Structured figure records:
▬▬▬▬▬▬▬▬▬▬

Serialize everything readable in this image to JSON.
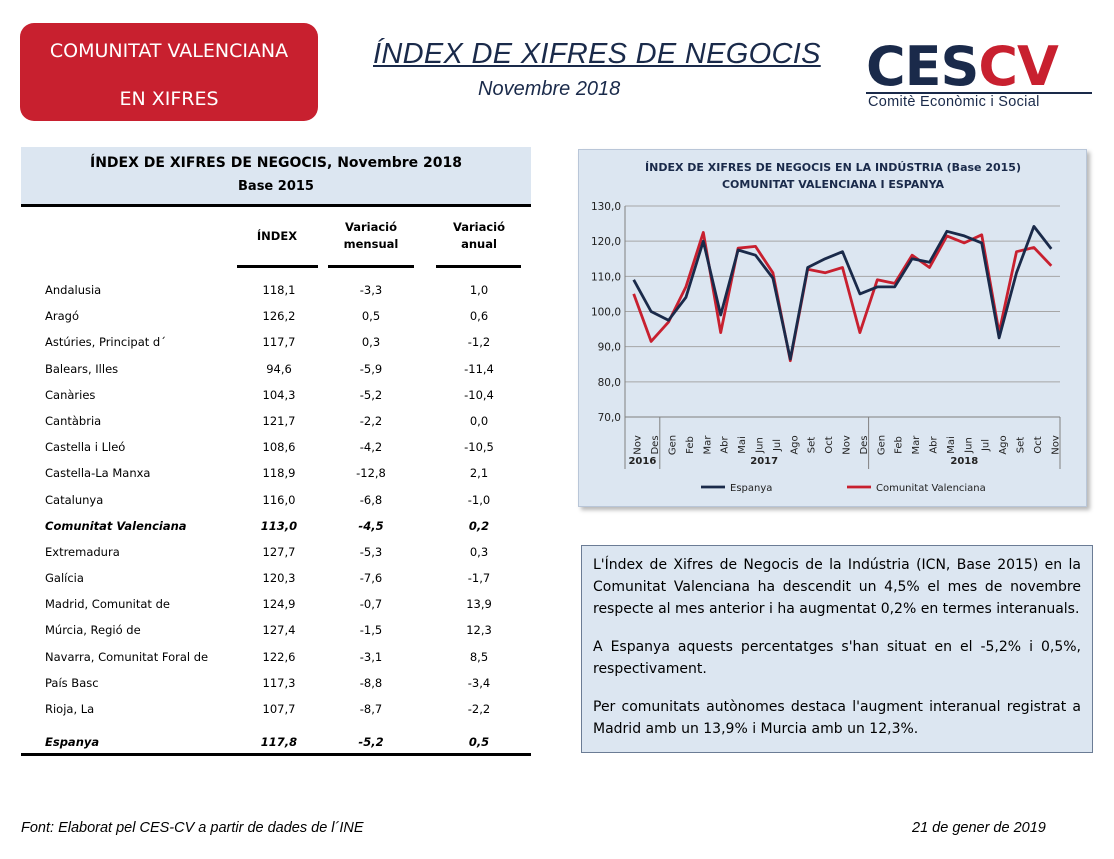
{
  "badge": {
    "line1": "COMUNITAT VALENCIANA",
    "line2": "EN XIFRES"
  },
  "header": {
    "title": "ÍNDEX DE XIFRES DE NEGOCIS",
    "subtitle": "Novembre 2018"
  },
  "logo": {
    "ces": "CES",
    "cv": "CV",
    "sub": "Comitè Econòmic i Social"
  },
  "table": {
    "title": "ÍNDEX DE XIFRES DE NEGOCIS, Novembre 2018",
    "base": "Base 2015",
    "col_index": "ÍNDEX",
    "col_monthly": "Variació mensual",
    "col_annual": "Variació anual",
    "rows": [
      {
        "name": "Andalusia",
        "index": "118,1",
        "monthly": "-3,3",
        "annual": "1,0"
      },
      {
        "name": "Aragó",
        "index": "126,2",
        "monthly": "0,5",
        "annual": "0,6"
      },
      {
        "name": "Astúries, Principat d´",
        "index": "117,7",
        "monthly": "0,3",
        "annual": "-1,2"
      },
      {
        "name": "Balears, Illes",
        "index": "94,6",
        "monthly": "-5,9",
        "annual": "-11,4"
      },
      {
        "name": "Canàries",
        "index": "104,3",
        "monthly": "-5,2",
        "annual": "-10,4"
      },
      {
        "name": "Cantàbria",
        "index": "121,7",
        "monthly": "-2,2",
        "annual": "0,0"
      },
      {
        "name": "Castella i Lleó",
        "index": "108,6",
        "monthly": "-4,2",
        "annual": "-10,5"
      },
      {
        "name": "Castella-La Manxa",
        "index": "118,9",
        "monthly": "-12,8",
        "annual": "2,1"
      },
      {
        "name": "Catalunya",
        "index": "116,0",
        "monthly": "-6,8",
        "annual": "-1,0"
      },
      {
        "name": "Comunitat Valenciana",
        "index": "113,0",
        "monthly": "-4,5",
        "annual": "0,2"
      },
      {
        "name": "Extremadura",
        "index": "127,7",
        "monthly": "-5,3",
        "annual": "0,3"
      },
      {
        "name": "Galícia",
        "index": "120,3",
        "monthly": "-7,6",
        "annual": "-1,7"
      },
      {
        "name": "Madrid, Comunitat de",
        "index": "124,9",
        "monthly": "-0,7",
        "annual": "13,9"
      },
      {
        "name": "Múrcia, Regió de",
        "index": "127,4",
        "monthly": "-1,5",
        "annual": "12,3"
      },
      {
        "name": "Navarra, Comunitat Foral de",
        "index": "122,6",
        "monthly": "-3,1",
        "annual": "8,5"
      },
      {
        "name": "País Basc",
        "index": "117,3",
        "monthly": "-8,8",
        "annual": "-3,4"
      },
      {
        "name": "Rioja, La",
        "index": "107,7",
        "monthly": "-8,7",
        "annual": "-2,2"
      }
    ],
    "total": {
      "name": "Espanya",
      "index": "117,8",
      "monthly": "-5,2",
      "annual": "0,5"
    }
  },
  "chart_data": {
    "type": "line",
    "title_line1": "ÍNDEX DE XIFRES DE NEGOCIS EN LA INDÚSTRIA (Base 2015)",
    "title_line2": "COMUNITAT VALENCIANA I ESPANYA",
    "categories": [
      "Nov",
      "Des",
      "Gen",
      "Feb",
      "Mar",
      "Abr",
      "Mai",
      "Jun",
      "Jul",
      "Ago",
      "Set",
      "Oct",
      "Nov",
      "Des",
      "Gen",
      "Feb",
      "Mar",
      "Abr",
      "Mai",
      "Jun",
      "Jul",
      "Ago",
      "Set",
      "Oct",
      "Nov"
    ],
    "year_groups": [
      {
        "label": "2016",
        "from": 0,
        "to": 1
      },
      {
        "label": "2017",
        "from": 2,
        "to": 13
      },
      {
        "label": "2018",
        "from": 14,
        "to": 24
      }
    ],
    "ylim": [
      70,
      130
    ],
    "yticks": [
      "70,0",
      "80,0",
      "90,0",
      "100,0",
      "110,0",
      "120,0",
      "130,0"
    ],
    "grid": true,
    "legend_position": "bottom",
    "series": [
      {
        "name": "Espanya",
        "color": "#1a2a4a",
        "values": [
          109,
          100,
          97.5,
          104,
          120,
          99,
          117.5,
          116,
          109.5,
          86.5,
          112.5,
          115,
          117,
          105,
          107,
          107,
          115,
          114,
          122.8,
          121.5,
          119.5,
          92.5,
          111,
          124.2,
          117.8
        ]
      },
      {
        "name": "Comunitat Valenciana",
        "color": "#c8202f",
        "values": [
          105,
          91.5,
          97,
          107,
          122.5,
          94,
          118,
          118.5,
          111,
          86,
          112,
          111,
          112.5,
          94,
          109,
          108,
          116,
          112.5,
          121.5,
          119.5,
          121.8,
          94,
          117,
          118.2,
          113
        ]
      }
    ]
  },
  "text_box": {
    "p1": "L'Índex de Xifres de Negocis de la Indústria (ICN, Base 2015) en la Comunitat Valenciana ha descendit un 4,5% el mes de novembre respecte al mes anterior i ha augmentat 0,2% en termes interanuals.",
    "p2": "A Espanya aquests percentatges s'han situat en el -5,2% i 0,5%, respectivament.",
    "p3": "Per comunitats autònomes destaca l'augment interanual registrat a Madrid amb un 13,9% i Murcia amb un 12,3%."
  },
  "footer": {
    "source": "Font: Elaborat pel CES-CV a partir de dades de l´INE",
    "date": "21 de gener de 2019"
  }
}
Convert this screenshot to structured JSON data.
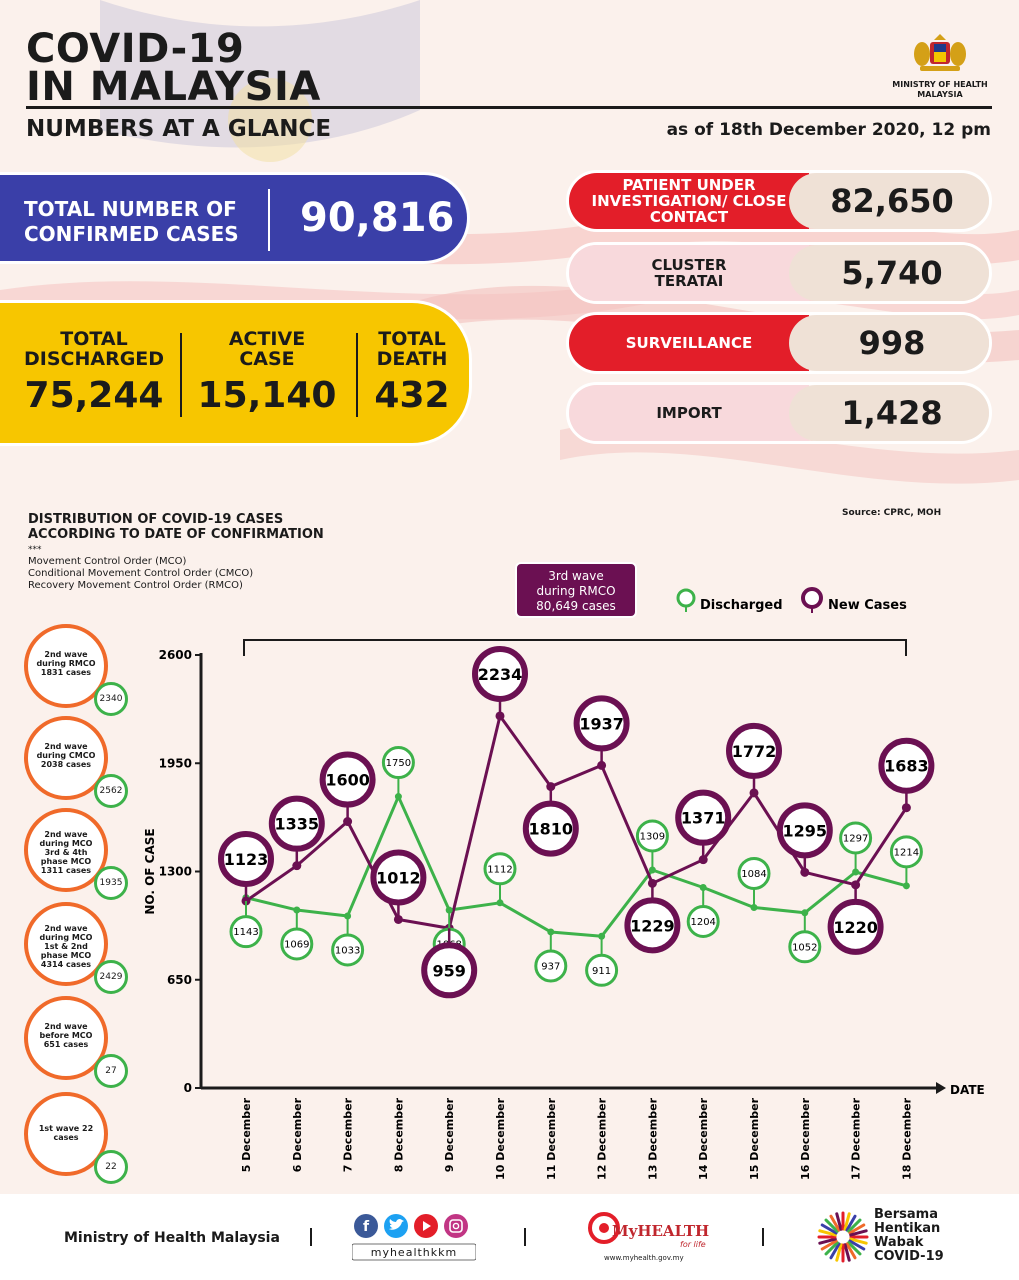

▬▬▬▬▬▬▬▬▬▬

TASK DIRECTIONS: Strip out the images, then output the records above word for word.

FINISHED EXERCISE:
Serialize everything readable in this image to JSON.
{
  "badge": {
    "line1": "COMUNITAT VALENCIANA",
    "line2": "EN XIFRES"
  },
  "header": {
    "title": "ÍNDEX DE XIFRES DE NEGOCIS",
    "subtitle": "Novembre 2018"
  },
  "logo": {
    "ces": "CES",
    "cv": "CV",
    "sub": "Comitè Econòmic i Social"
  },
  "table": {
    "title": "ÍNDEX DE XIFRES DE NEGOCIS, Novembre 2018",
    "base": "Base 2015",
    "col_index": "ÍNDEX",
    "col_monthly": "Variació mensual",
    "col_annual": "Variació anual",
    "rows": [
      {
        "name": "Andalusia",
        "index": "118,1",
        "monthly": "-3,3",
        "annual": "1,0"
      },
      {
        "name": "Aragó",
        "index": "126,2",
        "monthly": "0,5",
        "annual": "0,6"
      },
      {
        "name": "Astúries, Principat d´",
        "index": "117,7",
        "monthly": "0,3",
        "annual": "-1,2"
      },
      {
        "name": "Balears, Illes",
        "index": "94,6",
        "monthly": "-5,9",
        "annual": "-11,4"
      },
      {
        "name": "Canàries",
        "index": "104,3",
        "monthly": "-5,2",
        "annual": "-10,4"
      },
      {
        "name": "Cantàbria",
        "index": "121,7",
        "monthly": "-2,2",
        "annual": "0,0"
      },
      {
        "name": "Castella i Lleó",
        "index": "108,6",
        "monthly": "-4,2",
        "annual": "-10,5"
      },
      {
        "name": "Castella-La Manxa",
        "index": "118,9",
        "monthly": "-12,8",
        "annual": "2,1"
      },
      {
        "name": "Catalunya",
        "index": "116,0",
        "monthly": "-6,8",
        "annual": "-1,0"
      },
      {
        "name": "Comunitat Valenciana",
        "index": "113,0",
        "monthly": "-4,5",
        "annual": "0,2"
      },
      {
        "name": "Extremadura",
        "index": "127,7",
        "monthly": "-5,3",
        "annual": "0,3"
      },
      {
        "name": "Galícia",
        "index": "120,3",
        "monthly": "-7,6",
        "annual": "-1,7"
      },
      {
        "name": "Madrid, Comunitat de",
        "index": "124,9",
        "monthly": "-0,7",
        "annual": "13,9"
      },
      {
        "name": "Múrcia, Regió de",
        "index": "127,4",
        "monthly": "-1,5",
        "annual": "12,3"
      },
      {
        "name": "Navarra, Comunitat Foral de",
        "index": "122,6",
        "monthly": "-3,1",
        "annual": "8,5"
      },
      {
        "name": "País Basc",
        "index": "117,3",
        "monthly": "-8,8",
        "annual": "-3,4"
      },
      {
        "name": "Rioja, La",
        "index": "107,7",
        "monthly": "-8,7",
        "annual": "-2,2"
      }
    ],
    "total": {
      "name": "Espanya",
      "index": "117,8",
      "monthly": "-5,2",
      "annual": "0,5"
    }
  },
  "chart_data": {
    "type": "line",
    "title_line1": "ÍNDEX DE XIFRES DE NEGOCIS EN LA INDÚSTRIA (Base 2015)",
    "title_line2": "COMUNITAT VALENCIANA I ESPANYA",
    "categories": [
      "Nov",
      "Des",
      "Gen",
      "Feb",
      "Mar",
      "Abr",
      "Mai",
      "Jun",
      "Jul",
      "Ago",
      "Set",
      "Oct",
      "Nov",
      "Des",
      "Gen",
      "Feb",
      "Mar",
      "Abr",
      "Mai",
      "Jun",
      "Jul",
      "Ago",
      "Set",
      "Oct",
      "Nov"
    ],
    "year_groups": [
      {
        "label": "2016",
        "from": 0,
        "to": 1
      },
      {
        "label": "2017",
        "from": 2,
        "to": 13
      },
      {
        "label": "2018",
        "from": 14,
        "to": 24
      }
    ],
    "ylim": [
      70,
      130
    ],
    "yticks": [
      "70,0",
      "80,0",
      "90,0",
      "100,0",
      "110,0",
      "120,0",
      "130,0"
    ],
    "grid": true,
    "legend_position": "bottom",
    "series": [
      {
        "name": "Espanya",
        "color": "#1a2a4a",
        "values": [
          109,
          100,
          97.5,
          104,
          120,
          99,
          117.5,
          116,
          109.5,
          86.5,
          112.5,
          115,
          117,
          105,
          107,
          107,
          115,
          114,
          122.8,
          121.5,
          119.5,
          92.5,
          111,
          124.2,
          117.8
        ]
      },
      {
        "name": "Comunitat Valenciana",
        "color": "#c8202f",
        "values": [
          105,
          91.5,
          97,
          107,
          122.5,
          94,
          118,
          118.5,
          111,
          86,
          112,
          111,
          112.5,
          94,
          109,
          108,
          116,
          112.5,
          121.5,
          119.5,
          121.8,
          94,
          117,
          118.2,
          113
        ]
      }
    ]
  },
  "text_box": {
    "p1": "L'Índex de Xifres de Negocis de la Indústria (ICN, Base 2015) en la Comunitat Valenciana ha descendit un 4,5% el mes de novembre respecte al mes anterior i ha augmentat 0,2% en termes interanuals.",
    "p2": "A Espanya aquests percentatges s'han situat en el -5,2% i 0,5%, respectivament.",
    "p3": "Per comunitats autònomes destaca l'augment interanual registrat a Madrid amb un 13,9% i Murcia amb un 12,3%."
  },
  "footer": {
    "source": "Font: Elaborat pel CES-CV a partir de dades de l´INE",
    "date": "21 de gener de 2019"
  }
}
Convert this screenshot to structured JSON data.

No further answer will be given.